RECORDS SUPPLIED >>
○ ○ ○ ○

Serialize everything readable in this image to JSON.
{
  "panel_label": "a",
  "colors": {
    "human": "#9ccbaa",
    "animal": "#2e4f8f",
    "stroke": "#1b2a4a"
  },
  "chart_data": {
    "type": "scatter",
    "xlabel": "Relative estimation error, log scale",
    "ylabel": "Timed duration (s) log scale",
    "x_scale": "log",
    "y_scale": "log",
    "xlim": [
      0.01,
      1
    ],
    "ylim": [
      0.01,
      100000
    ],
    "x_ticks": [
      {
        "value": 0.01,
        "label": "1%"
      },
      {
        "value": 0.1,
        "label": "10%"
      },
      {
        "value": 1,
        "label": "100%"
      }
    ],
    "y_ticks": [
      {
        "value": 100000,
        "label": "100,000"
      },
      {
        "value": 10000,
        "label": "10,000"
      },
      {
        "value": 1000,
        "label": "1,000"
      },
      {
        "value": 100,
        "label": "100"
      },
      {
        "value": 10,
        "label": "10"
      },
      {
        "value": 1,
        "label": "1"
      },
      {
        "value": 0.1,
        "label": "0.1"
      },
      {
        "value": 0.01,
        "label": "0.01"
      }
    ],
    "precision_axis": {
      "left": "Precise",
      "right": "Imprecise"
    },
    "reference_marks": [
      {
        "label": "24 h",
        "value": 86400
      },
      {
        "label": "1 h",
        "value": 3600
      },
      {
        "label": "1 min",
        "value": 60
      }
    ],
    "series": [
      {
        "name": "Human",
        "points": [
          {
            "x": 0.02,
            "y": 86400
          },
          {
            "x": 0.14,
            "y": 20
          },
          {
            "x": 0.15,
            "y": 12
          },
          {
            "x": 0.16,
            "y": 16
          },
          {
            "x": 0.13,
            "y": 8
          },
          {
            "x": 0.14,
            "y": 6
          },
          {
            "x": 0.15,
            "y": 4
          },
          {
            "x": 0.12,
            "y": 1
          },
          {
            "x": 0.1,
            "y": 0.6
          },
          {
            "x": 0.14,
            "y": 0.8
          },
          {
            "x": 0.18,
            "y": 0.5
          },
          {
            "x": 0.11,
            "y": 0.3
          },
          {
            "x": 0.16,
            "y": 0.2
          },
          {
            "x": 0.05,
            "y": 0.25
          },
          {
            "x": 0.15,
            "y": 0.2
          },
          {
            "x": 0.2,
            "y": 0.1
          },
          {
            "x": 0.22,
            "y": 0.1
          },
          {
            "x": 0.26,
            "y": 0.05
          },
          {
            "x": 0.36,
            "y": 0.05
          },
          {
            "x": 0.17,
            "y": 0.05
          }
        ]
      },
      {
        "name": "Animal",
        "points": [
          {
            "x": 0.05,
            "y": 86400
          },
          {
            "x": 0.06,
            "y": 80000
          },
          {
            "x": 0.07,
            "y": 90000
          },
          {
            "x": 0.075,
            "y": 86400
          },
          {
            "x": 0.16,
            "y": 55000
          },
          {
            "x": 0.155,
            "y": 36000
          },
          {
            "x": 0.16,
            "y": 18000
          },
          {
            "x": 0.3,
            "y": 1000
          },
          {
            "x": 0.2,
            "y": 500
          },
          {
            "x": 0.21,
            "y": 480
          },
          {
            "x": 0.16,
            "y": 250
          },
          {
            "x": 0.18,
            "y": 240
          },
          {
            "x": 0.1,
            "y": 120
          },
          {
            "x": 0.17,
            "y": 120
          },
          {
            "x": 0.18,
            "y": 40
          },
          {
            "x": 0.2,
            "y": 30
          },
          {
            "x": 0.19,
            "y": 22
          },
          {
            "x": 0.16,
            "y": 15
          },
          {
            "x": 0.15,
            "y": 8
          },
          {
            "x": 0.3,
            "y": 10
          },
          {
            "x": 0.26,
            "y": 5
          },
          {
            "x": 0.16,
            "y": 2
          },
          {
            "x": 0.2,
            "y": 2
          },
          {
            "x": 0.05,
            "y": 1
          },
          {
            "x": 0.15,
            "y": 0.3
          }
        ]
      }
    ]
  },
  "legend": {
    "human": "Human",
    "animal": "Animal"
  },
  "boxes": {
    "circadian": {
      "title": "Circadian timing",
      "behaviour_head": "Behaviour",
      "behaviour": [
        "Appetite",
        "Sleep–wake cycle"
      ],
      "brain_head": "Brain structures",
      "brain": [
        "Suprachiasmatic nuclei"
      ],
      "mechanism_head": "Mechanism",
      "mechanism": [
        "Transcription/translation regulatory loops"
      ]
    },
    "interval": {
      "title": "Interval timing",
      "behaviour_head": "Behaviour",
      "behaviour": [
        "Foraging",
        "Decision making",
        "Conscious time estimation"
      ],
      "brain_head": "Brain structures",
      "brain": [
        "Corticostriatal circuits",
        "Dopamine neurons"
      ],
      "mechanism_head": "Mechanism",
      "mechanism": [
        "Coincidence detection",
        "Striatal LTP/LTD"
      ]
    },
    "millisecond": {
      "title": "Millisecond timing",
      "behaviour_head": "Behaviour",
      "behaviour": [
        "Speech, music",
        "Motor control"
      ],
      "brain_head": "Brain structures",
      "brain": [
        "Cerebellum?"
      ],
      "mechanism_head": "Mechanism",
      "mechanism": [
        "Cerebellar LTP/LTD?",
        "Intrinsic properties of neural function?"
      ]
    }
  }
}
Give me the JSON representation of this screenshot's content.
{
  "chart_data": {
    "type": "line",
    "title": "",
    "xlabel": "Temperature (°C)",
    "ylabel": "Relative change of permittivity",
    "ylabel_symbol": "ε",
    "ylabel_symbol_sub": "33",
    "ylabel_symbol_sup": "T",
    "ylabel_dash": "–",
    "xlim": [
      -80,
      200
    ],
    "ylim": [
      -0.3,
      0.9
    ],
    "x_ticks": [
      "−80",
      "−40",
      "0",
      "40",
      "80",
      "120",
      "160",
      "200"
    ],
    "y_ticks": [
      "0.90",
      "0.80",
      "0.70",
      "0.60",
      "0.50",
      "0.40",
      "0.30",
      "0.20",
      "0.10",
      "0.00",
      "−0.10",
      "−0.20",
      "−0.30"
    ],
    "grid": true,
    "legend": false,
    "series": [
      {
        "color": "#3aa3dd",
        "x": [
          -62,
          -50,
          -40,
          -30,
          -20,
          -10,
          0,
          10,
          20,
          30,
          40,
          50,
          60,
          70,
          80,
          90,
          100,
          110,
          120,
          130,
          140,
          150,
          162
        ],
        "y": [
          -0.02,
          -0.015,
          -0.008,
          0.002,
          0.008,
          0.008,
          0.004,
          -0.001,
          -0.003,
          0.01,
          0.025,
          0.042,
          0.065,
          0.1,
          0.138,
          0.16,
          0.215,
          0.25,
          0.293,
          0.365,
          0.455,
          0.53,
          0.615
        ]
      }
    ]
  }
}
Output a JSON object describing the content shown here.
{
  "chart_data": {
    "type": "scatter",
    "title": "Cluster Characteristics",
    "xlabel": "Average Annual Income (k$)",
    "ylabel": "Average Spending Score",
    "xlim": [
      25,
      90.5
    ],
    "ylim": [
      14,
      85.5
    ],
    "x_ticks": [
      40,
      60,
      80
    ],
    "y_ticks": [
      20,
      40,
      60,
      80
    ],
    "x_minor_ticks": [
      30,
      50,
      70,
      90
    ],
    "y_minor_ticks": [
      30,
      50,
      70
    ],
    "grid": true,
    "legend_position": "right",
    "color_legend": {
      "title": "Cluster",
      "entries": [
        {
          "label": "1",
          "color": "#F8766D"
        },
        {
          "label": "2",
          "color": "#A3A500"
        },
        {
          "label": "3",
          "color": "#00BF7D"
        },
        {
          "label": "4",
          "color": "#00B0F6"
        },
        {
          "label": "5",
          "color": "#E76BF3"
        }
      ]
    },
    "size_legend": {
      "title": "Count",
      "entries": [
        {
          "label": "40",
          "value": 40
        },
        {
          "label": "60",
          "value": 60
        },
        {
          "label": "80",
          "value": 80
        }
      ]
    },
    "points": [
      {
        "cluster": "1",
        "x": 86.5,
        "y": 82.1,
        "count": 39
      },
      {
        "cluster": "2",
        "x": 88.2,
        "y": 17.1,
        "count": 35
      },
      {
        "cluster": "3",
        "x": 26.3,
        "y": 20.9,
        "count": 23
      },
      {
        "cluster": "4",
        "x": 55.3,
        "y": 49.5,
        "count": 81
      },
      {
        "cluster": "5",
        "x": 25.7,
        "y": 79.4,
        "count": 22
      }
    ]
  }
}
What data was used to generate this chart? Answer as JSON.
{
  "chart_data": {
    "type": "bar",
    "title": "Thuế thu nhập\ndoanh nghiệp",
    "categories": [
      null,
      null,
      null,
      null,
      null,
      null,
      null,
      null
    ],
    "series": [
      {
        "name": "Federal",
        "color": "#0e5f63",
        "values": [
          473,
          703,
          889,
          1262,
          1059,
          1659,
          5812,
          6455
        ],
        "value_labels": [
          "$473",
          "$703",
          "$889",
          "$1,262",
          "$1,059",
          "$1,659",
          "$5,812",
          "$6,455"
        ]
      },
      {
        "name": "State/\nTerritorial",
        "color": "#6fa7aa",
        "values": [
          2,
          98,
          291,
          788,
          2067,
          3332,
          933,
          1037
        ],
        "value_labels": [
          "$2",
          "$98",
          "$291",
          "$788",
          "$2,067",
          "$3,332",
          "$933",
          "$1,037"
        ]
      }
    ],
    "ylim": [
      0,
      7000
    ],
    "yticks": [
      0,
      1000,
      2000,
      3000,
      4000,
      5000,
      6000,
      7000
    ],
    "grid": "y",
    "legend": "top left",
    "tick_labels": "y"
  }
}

○ ○ ○ ○

WHAT IS NEEDED >> Filter the data, keeping only the lines that contain "this".

EXERCISE RESPONSE >>
Serialize everything readable in this image to JSON.
Give me the JSON representation of this screenshot's content.
What data was used to generate this chart? Answer as JSON.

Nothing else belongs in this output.